## Begin EXERCISE MATERIALS
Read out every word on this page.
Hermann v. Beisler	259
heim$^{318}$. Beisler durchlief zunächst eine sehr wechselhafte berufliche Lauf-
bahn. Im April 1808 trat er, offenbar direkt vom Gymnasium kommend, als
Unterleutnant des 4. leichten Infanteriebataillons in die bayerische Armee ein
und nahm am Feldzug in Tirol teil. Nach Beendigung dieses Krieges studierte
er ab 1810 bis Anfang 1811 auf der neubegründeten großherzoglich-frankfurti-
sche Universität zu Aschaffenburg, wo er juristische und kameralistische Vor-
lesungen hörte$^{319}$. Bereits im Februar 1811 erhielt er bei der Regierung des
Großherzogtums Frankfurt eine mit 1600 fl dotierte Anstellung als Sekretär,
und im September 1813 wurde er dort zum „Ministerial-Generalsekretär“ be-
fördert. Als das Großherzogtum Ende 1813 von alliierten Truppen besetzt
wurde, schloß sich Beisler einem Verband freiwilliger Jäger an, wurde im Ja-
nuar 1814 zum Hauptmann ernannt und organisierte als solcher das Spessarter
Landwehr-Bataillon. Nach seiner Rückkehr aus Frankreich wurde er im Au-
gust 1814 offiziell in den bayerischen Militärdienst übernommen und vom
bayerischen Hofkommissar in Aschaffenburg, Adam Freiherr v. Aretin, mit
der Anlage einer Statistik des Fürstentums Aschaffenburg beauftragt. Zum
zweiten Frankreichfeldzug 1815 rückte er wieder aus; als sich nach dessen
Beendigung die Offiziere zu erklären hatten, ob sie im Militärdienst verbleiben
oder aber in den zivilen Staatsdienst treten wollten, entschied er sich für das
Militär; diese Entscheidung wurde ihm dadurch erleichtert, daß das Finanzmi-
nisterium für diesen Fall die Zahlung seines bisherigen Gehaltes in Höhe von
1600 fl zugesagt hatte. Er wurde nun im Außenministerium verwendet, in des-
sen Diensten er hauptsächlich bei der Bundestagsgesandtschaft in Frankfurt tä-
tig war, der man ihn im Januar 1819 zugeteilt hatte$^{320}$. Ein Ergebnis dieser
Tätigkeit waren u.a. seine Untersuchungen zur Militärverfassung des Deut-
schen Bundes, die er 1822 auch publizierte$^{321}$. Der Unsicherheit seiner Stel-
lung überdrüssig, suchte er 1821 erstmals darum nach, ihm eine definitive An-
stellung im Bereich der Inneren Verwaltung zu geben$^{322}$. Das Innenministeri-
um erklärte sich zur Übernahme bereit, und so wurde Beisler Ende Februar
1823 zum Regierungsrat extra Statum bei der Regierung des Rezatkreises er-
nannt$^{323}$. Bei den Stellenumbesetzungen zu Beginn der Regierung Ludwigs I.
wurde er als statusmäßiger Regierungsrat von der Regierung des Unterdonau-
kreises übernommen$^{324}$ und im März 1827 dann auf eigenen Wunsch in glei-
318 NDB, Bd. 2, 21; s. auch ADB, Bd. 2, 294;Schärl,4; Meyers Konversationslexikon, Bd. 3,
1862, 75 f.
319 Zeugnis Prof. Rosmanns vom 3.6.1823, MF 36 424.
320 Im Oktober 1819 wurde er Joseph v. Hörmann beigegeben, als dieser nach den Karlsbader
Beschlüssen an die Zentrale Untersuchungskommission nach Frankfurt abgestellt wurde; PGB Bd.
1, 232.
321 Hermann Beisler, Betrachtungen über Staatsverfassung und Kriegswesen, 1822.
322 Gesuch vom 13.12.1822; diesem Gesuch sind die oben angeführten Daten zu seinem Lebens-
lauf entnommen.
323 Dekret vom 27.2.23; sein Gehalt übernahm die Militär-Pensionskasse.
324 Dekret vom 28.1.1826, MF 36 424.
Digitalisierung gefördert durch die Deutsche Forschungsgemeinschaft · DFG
## End EXERCISE MATERIALS
REQUIRED WORK: Restate the records, all of them, precisely as written.

RESULT:
Read out every word on this page.
Hermann v. Beisler	259
heim$^{318}$. Beisler durchlief zunächst eine sehr wechselhafte berufliche Lauf-
bahn. Im April 1808 trat er, offenbar direkt vom Gymnasium kommend, als
Unterleutnant des 4. leichten Infanteriebataillons in die bayerische Armee ein
und nahm am Feldzug in Tirol teil. Nach Beendigung dieses Krieges studierte
er ab 1810 bis Anfang 1811 auf der neubegründeten großherzoglich-frankfurti-
sche Universität zu Aschaffenburg, wo er juristische und kameralistische Vor-
lesungen hörte$^{319}$. Bereits im Februar 1811 erhielt er bei der Regierung des
Großherzogtums Frankfurt eine mit 1600 fl dotierte Anstellung als Sekretär,
und im September 1813 wurde er dort zum „Ministerial-Generalsekretär“ be-
fördert. Als das Großherzogtum Ende 1813 von alliierten Truppen besetzt
wurde, schloß sich Beisler einem Verband freiwilliger Jäger an, wurde im Ja-
nuar 1814 zum Hauptmann ernannt und organisierte als solcher das Spessarter
Landwehr-Bataillon. Nach seiner Rückkehr aus Frankreich wurde er im Au-
gust 1814 offiziell in den bayerischen Militärdienst übernommen und vom
bayerischen Hofkommissar in Aschaffenburg, Adam Freiherr v. Aretin, mit
der Anlage einer Statistik des Fürstentums Aschaffenburg beauftragt. Zum
zweiten Frankreichfeldzug 1815 rückte er wieder aus; als sich nach dessen
Beendigung die Offiziere zu erklären hatten, ob sie im Militärdienst verbleiben
oder aber in den zivilen Staatsdienst treten wollten, entschied er sich für das
Militär; diese Entscheidung wurde ihm dadurch erleichtert, daß das Finanzmi-
nisterium für diesen Fall die Zahlung seines bisherigen Gehaltes in Höhe von
1600 fl zugesagt hatte. Er wurde nun im Außenministerium verwendet, in des-
sen Diensten er hauptsächlich bei der Bundestagsgesandtschaft in Frankfurt tä-
tig war, der man ihn im Januar 1819 zugeteilt hatte$^{320}$. Ein Ergebnis dieser
Tätigkeit waren u.a. seine Untersuchungen zur Militärverfassung des Deut-
schen Bundes, die er 1822 auch publizierte$^{321}$. Der Unsicherheit seiner Stel-
lung überdrüssig, suchte er 1821 erstmals darum nach, ihm eine definitive An-
stellung im Bereich der Inneren Verwaltung zu geben$^{322}$. Das Innenministeri-
um erklärte sich zur Übernahme bereit, und so wurde Beisler Ende Februar
1823 zum Regierungsrat extra Statum bei der Regierung des Rezatkreises er-
nannt$^{323}$. Bei den Stellenumbesetzungen zu Beginn der Regierung Ludwigs I.
wurde er als statusmäßiger Regierungsrat von der Regierung des Unterdonau-
kreises übernommen$^{324}$ und im März 1827 dann auf eigenen Wunsch in glei-
318 NDB, Bd. 2, 21; s. auch ADB, Bd. 2, 294;Schärl,4; Meyers Konversationslexikon, Bd. 3,
1862, 75 f.
319 Zeugnis Prof. Rosmanns vom 3.6.1823, MF 36 424.
320 Im Oktober 1819 wurde er Joseph v. Hörmann beigegeben, als dieser nach den Karlsbader
Beschlüssen an die Zentrale Untersuchungskommission nach Frankfurt abgestellt wurde; PGB Bd.
1, 232.
321 Hermann Beisler, Betrachtungen über Staatsverfassung und Kriegswesen, 1822.
322 Gesuch vom 13.12.1822; diesem Gesuch sind die oben angeführten Daten zu seinem Lebens-
lauf entnommen.
323 Dekret vom 27.2.23; sein Gehalt übernahm die Militär-Pensionskasse.
324 Dekret vom 28.1.1826, MF 36 424.
Digitalisierung gefördert durch die Deutsche Forschungsgemeinschaft · DFG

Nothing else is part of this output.